>> START DATA ROWS

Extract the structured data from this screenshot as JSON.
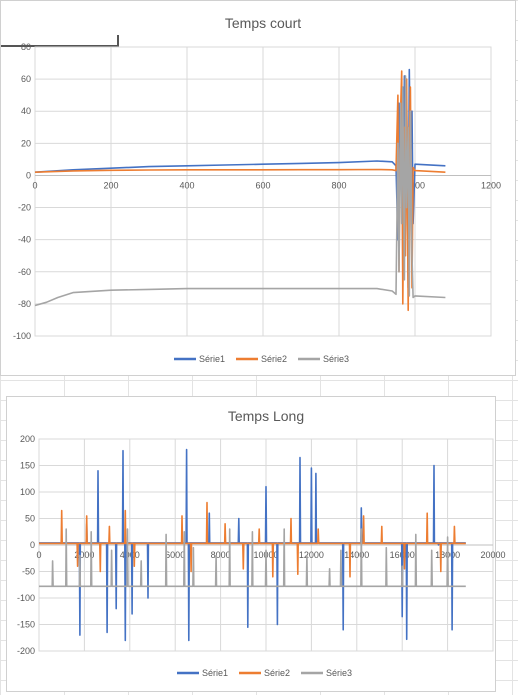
{
  "chart_data": [
    {
      "type": "line",
      "title": "Temps court",
      "xlim": [
        0,
        1200
      ],
      "ylim": [
        -100,
        80
      ],
      "x_ticks": [
        "0",
        "200",
        "400",
        "600",
        "800",
        "1000",
        "1200"
      ],
      "y_ticks": [
        "80",
        "60",
        "40",
        "20",
        "0",
        "-20",
        "-40",
        "-60",
        "-80",
        "-100"
      ],
      "grid": true,
      "legend_position": "bottom",
      "series": [
        {
          "name": "Série1",
          "color": "#4472c4",
          "x": [
            0,
            100,
            200,
            300,
            400,
            500,
            600,
            700,
            800,
            900,
            940,
            950,
            955,
            958,
            962,
            965,
            968,
            972,
            975,
            978,
            982,
            985,
            988,
            992,
            995,
            1000,
            1080
          ],
          "y": [
            2,
            3.5,
            4.5,
            5.5,
            6,
            6.5,
            7,
            7.5,
            8,
            9,
            8.5,
            6,
            -40,
            45,
            10,
            55,
            -60,
            62,
            5,
            50,
            -70,
            66,
            10,
            40,
            -30,
            7,
            6
          ]
        },
        {
          "name": "Série2",
          "color": "#ed7d31",
          "x": [
            0,
            100,
            200,
            300,
            400,
            500,
            600,
            700,
            800,
            900,
            940,
            950,
            955,
            958,
            962,
            965,
            968,
            972,
            975,
            978,
            982,
            985,
            988,
            992,
            995,
            1000,
            1080
          ],
          "y": [
            2,
            2.8,
            3.2,
            3.4,
            3.5,
            3.5,
            3.5,
            3.6,
            3.6,
            3.7,
            3.5,
            3,
            50,
            -60,
            40,
            65,
            -80,
            30,
            -50,
            60,
            -84,
            20,
            55,
            -70,
            5,
            3,
            2
          ]
        },
        {
          "name": "Série3",
          "color": "#a5a5a5",
          "x": [
            0,
            30,
            60,
            100,
            200,
            300,
            400,
            500,
            600,
            700,
            800,
            900,
            940,
            950,
            955,
            958,
            962,
            965,
            968,
            972,
            975,
            978,
            982,
            985,
            988,
            992,
            995,
            1000,
            1080
          ],
          "y": [
            -81,
            -79,
            -76,
            -73,
            -71.5,
            -71,
            -70.5,
            -70.5,
            -70.5,
            -70.5,
            -70.5,
            -70.5,
            -72,
            -74,
            20,
            -60,
            45,
            -30,
            55,
            -65,
            62,
            -20,
            30,
            -75,
            40,
            -50,
            -76,
            -75,
            -76
          ]
        }
      ]
    },
    {
      "type": "line",
      "title": "Temps Long",
      "xlim": [
        0,
        20000
      ],
      "ylim": [
        -200,
        200
      ],
      "x_ticks": [
        "0",
        "2000",
        "4000",
        "6000",
        "8000",
        "10000",
        "12000",
        "14000",
        "16000",
        "18000",
        "20000"
      ],
      "y_ticks": [
        "200",
        "150",
        "100",
        "50",
        "0",
        "-50",
        "-100",
        "-150",
        "-200"
      ],
      "grid": true,
      "legend_position": "bottom",
      "baselines": {
        "Série1": 4,
        "Série2": 3,
        "Série3": -78
      },
      "x_end": 18800,
      "series": [
        {
          "name": "Série1",
          "color": "#4472c4",
          "spikes_x": [
            1000,
            1800,
            2100,
            2600,
            3000,
            3400,
            3700,
            3800,
            4100,
            4800,
            6500,
            6600,
            7500,
            8800,
            9200,
            10000,
            10500,
            11500,
            12000,
            12200,
            13400,
            14200,
            16000,
            16200,
            17400,
            17600,
            18200
          ],
          "spikes_y": [
            10,
            -170,
            40,
            140,
            -165,
            -120,
            178,
            -180,
            -130,
            -100,
            180,
            -180,
            60,
            50,
            -155,
            110,
            -150,
            165,
            145,
            135,
            -160,
            70,
            -135,
            -178,
            150,
            0,
            -160
          ]
        },
        {
          "name": "Série2",
          "color": "#ed7d31",
          "spikes_x": [
            1000,
            1700,
            2100,
            2700,
            3100,
            3800,
            4200,
            6300,
            6700,
            7400,
            8200,
            9000,
            9700,
            10300,
            11100,
            11400,
            12300,
            13700,
            14300,
            15100,
            16100,
            17100,
            17700,
            18300
          ],
          "spikes_y": [
            65,
            -40,
            55,
            -50,
            35,
            65,
            -40,
            55,
            -50,
            80,
            40,
            -45,
            30,
            -60,
            50,
            -55,
            30,
            -60,
            55,
            35,
            -45,
            60,
            -50,
            35
          ]
        },
        {
          "name": "Série3",
          "color": "#a5a5a5",
          "spikes_x": [
            600,
            1200,
            1800,
            2300,
            3200,
            3900,
            4500,
            5600,
            6400,
            6800,
            7800,
            8400,
            9400,
            10000,
            10800,
            11800,
            12800,
            13300,
            14200,
            15300,
            16000,
            16600,
            17300,
            18000
          ],
          "spikes_y": [
            -30,
            30,
            -20,
            25,
            -10,
            30,
            -30,
            20,
            25,
            -5,
            -20,
            30,
            25,
            -10,
            30,
            -20,
            -45,
            -10,
            30,
            -5,
            -40,
            20,
            -10,
            15
          ]
        }
      ]
    }
  ]
}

>> END DATA ROWS

TASK GOAL → Make a verbatim copy of all the entries and strip out the pictures.

SOLUTION TO THIS TASK →
Extract the structured data from this screenshot as JSON.
{
  "chart_data": [
    {
      "type": "line",
      "title": "Temps court",
      "xlim": [
        0,
        1200
      ],
      "ylim": [
        -100,
        80
      ],
      "x_ticks": [
        "0",
        "200",
        "400",
        "600",
        "800",
        "1000",
        "1200"
      ],
      "y_ticks": [
        "80",
        "60",
        "40",
        "20",
        "0",
        "-20",
        "-40",
        "-60",
        "-80",
        "-100"
      ],
      "grid": true,
      "legend_position": "bottom",
      "series": [
        {
          "name": "Série1",
          "color": "#4472c4",
          "x": [
            0,
            100,
            200,
            300,
            400,
            500,
            600,
            700,
            800,
            900,
            940,
            950,
            955,
            958,
            962,
            965,
            968,
            972,
            975,
            978,
            982,
            985,
            988,
            992,
            995,
            1000,
            1080
          ],
          "y": [
            2,
            3.5,
            4.5,
            5.5,
            6,
            6.5,
            7,
            7.5,
            8,
            9,
            8.5,
            6,
            -40,
            45,
            10,
            55,
            -60,
            62,
            5,
            50,
            -70,
            66,
            10,
            40,
            -30,
            7,
            6
          ]
        },
        {
          "name": "Série2",
          "color": "#ed7d31",
          "x": [
            0,
            100,
            200,
            300,
            400,
            500,
            600,
            700,
            800,
            900,
            940,
            950,
            955,
            958,
            962,
            965,
            968,
            972,
            975,
            978,
            982,
            985,
            988,
            992,
            995,
            1000,
            1080
          ],
          "y": [
            2,
            2.8,
            3.2,
            3.4,
            3.5,
            3.5,
            3.5,
            3.6,
            3.6,
            3.7,
            3.5,
            3,
            50,
            -60,
            40,
            65,
            -80,
            30,
            -50,
            60,
            -84,
            20,
            55,
            -70,
            5,
            3,
            2
          ]
        },
        {
          "name": "Série3",
          "color": "#a5a5a5",
          "x": [
            0,
            30,
            60,
            100,
            200,
            300,
            400,
            500,
            600,
            700,
            800,
            900,
            940,
            950,
            955,
            958,
            962,
            965,
            968,
            972,
            975,
            978,
            982,
            985,
            988,
            992,
            995,
            1000,
            1080
          ],
          "y": [
            -81,
            -79,
            -76,
            -73,
            -71.5,
            -71,
            -70.5,
            -70.5,
            -70.5,
            -70.5,
            -70.5,
            -70.5,
            -72,
            -74,
            20,
            -60,
            45,
            -30,
            55,
            -65,
            62,
            -20,
            30,
            -75,
            40,
            -50,
            -76,
            -75,
            -76
          ]
        }
      ]
    },
    {
      "type": "line",
      "title": "Temps Long",
      "xlim": [
        0,
        20000
      ],
      "ylim": [
        -200,
        200
      ],
      "x_ticks": [
        "0",
        "2000",
        "4000",
        "6000",
        "8000",
        "10000",
        "12000",
        "14000",
        "16000",
        "18000",
        "20000"
      ],
      "y_ticks": [
        "200",
        "150",
        "100",
        "50",
        "0",
        "-50",
        "-100",
        "-150",
        "-200"
      ],
      "grid": true,
      "legend_position": "bottom",
      "baselines": {
        "Série1": 4,
        "Série2": 3,
        "Série3": -78
      },
      "x_end": 18800,
      "series": [
        {
          "name": "Série1",
          "color": "#4472c4",
          "spikes_x": [
            1000,
            1800,
            2100,
            2600,
            3000,
            3400,
            3700,
            3800,
            4100,
            4800,
            6500,
            6600,
            7500,
            8800,
            9200,
            10000,
            10500,
            11500,
            12000,
            12200,
            13400,
            14200,
            16000,
            16200,
            17400,
            17600,
            18200
          ],
          "spikes_y": [
            10,
            -170,
            40,
            140,
            -165,
            -120,
            178,
            -180,
            -130,
            -100,
            180,
            -180,
            60,
            50,
            -155,
            110,
            -150,
            165,
            145,
            135,
            -160,
            70,
            -135,
            -178,
            150,
            0,
            -160
          ]
        },
        {
          "name": "Série2",
          "color": "#ed7d31",
          "spikes_x": [
            1000,
            1700,
            2100,
            2700,
            3100,
            3800,
            4200,
            6300,
            6700,
            7400,
            8200,
            9000,
            9700,
            10300,
            11100,
            11400,
            12300,
            13700,
            14300,
            15100,
            16100,
            17100,
            17700,
            18300
          ],
          "spikes_y": [
            65,
            -40,
            55,
            -50,
            35,
            65,
            -40,
            55,
            -50,
            80,
            40,
            -45,
            30,
            -60,
            50,
            -55,
            30,
            -60,
            55,
            35,
            -45,
            60,
            -50,
            35
          ]
        },
        {
          "name": "Série3",
          "color": "#a5a5a5",
          "spikes_x": [
            600,
            1200,
            1800,
            2300,
            3200,
            3900,
            4500,
            5600,
            6400,
            6800,
            7800,
            8400,
            9400,
            10000,
            10800,
            11800,
            12800,
            13300,
            14200,
            15300,
            16000,
            16600,
            17300,
            18000
          ],
          "spikes_y": [
            -30,
            30,
            -20,
            25,
            -10,
            30,
            -30,
            20,
            25,
            -5,
            -20,
            30,
            25,
            -10,
            30,
            -20,
            -45,
            -10,
            30,
            -5,
            -40,
            20,
            -10,
            15
          ]
        }
      ]
    }
  ]
}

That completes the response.